* Exercise directions *
Write out the rows below again, switching every "x-tick-label" to "date-label" and changing nothing else. Leave the pictures out.

━━━━━━━━

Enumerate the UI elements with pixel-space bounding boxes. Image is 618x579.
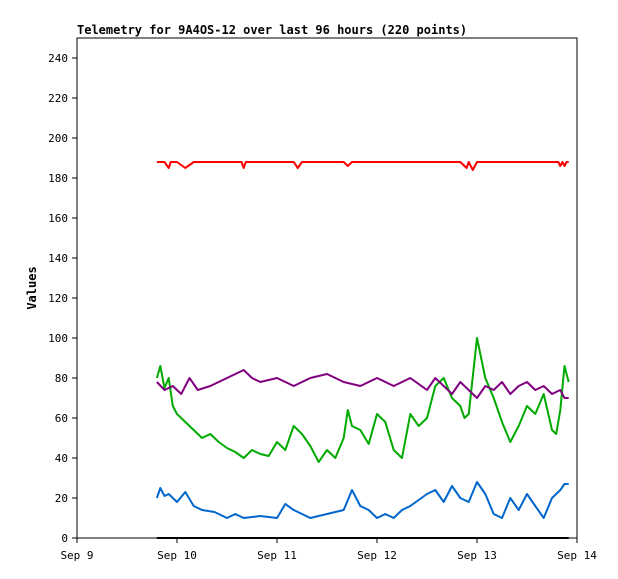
- series-line-2: [155, 337, 570, 463]
- y-tick-label: 60: [55, 412, 68, 425]
- y-tick-label: 80: [55, 372, 68, 385]
- y-tick-label: 0: [61, 532, 68, 545]
- x-tick-label: Sep 13: [457, 549, 497, 562]
- x-tick-label: Sep 10: [157, 549, 197, 562]
- y-tick-label: 20: [55, 492, 68, 505]
- y-tick-label: 200: [48, 132, 68, 145]
- x-tick-label: Sep 12: [357, 549, 397, 562]
- x-axis-ticks: Sep 9 Sep 10 Sep 11 Sep 12 Sep 13 Sep 14: [60, 538, 597, 562]
- series-line-3: [156, 369, 569, 399]
- y-tick-label: 220: [48, 92, 68, 105]
- y-tick-label: 160: [48, 212, 68, 225]
- x-tick-label: Sep 11: [257, 549, 297, 562]
- y-tick-label: 140: [48, 252, 68, 265]
- y-tick-label: 100: [48, 332, 68, 345]
- plot-area: [76, 37, 578, 539]
- y-axis-label: Values: [25, 266, 39, 309]
- series-line-1: [156, 161, 569, 171]
- x-tick-label: Sep 14: [557, 549, 597, 562]
- series-line-4: [155, 481, 569, 519]
- series-layer: [155, 161, 570, 539]
- y-tick-label: 240: [48, 52, 68, 65]
- y-tick-label: 120: [48, 292, 68, 305]
- x-tick-label: Sep 9: [60, 549, 93, 562]
- chart-title: Telemetry for 9A4OS-12 over last 96 hour…: [77, 23, 467, 37]
- y-tick-label: 180: [48, 172, 68, 185]
- y-tick-label: 40: [55, 452, 68, 465]
- y-axis-ticks: 0 20 40 60 80 100 120 140 160 180 200 220 240: [48, 52, 77, 545]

━━━━━━━━

* Finished exercise *
Enumerate the UI elements with pixel-space bounding boxes. Image is 618x579.
- series-line-2: [155, 337, 570, 463]
- y-tick-label: 60: [55, 412, 68, 425]
- y-tick-label: 80: [55, 372, 68, 385]
- y-tick-label: 0: [61, 532, 68, 545]
- date-label: Sep 13: [457, 549, 497, 562]
- date-label: Sep 10: [157, 549, 197, 562]
- y-tick-label: 20: [55, 492, 68, 505]
- y-tick-label: 200: [48, 132, 68, 145]
- date-label: Sep 12: [357, 549, 397, 562]
- x-axis-ticks: Sep 9 Sep 10 Sep 11 Sep 12 Sep 13 Sep 14: [60, 538, 597, 562]
- series-line-3: [156, 369, 569, 399]
- y-tick-label: 220: [48, 92, 68, 105]
- y-tick-label: 160: [48, 212, 68, 225]
- date-label: Sep 11: [257, 549, 297, 562]
- y-tick-label: 140: [48, 252, 68, 265]
- y-tick-label: 100: [48, 332, 68, 345]
- plot-area: [76, 37, 578, 539]
- y-axis-label: Values: [25, 266, 39, 309]
- series-line-1: [156, 161, 569, 171]
- date-label: Sep 14: [557, 549, 597, 562]
- series-line-4: [155, 481, 569, 519]
- series-layer: [155, 161, 570, 539]
- y-tick-label: 240: [48, 52, 68, 65]
- y-tick-label: 120: [48, 292, 68, 305]
- date-label: Sep 9: [60, 549, 93, 562]
- chart-title: Telemetry for 9A4OS-12 over last 96 hour…: [77, 23, 467, 37]
- y-tick-label: 180: [48, 172, 68, 185]
- y-tick-label: 40: [55, 452, 68, 465]
- y-axis-ticks: 0 20 40 60 80 100 120 140 160 180 200 220 240: [48, 52, 77, 545]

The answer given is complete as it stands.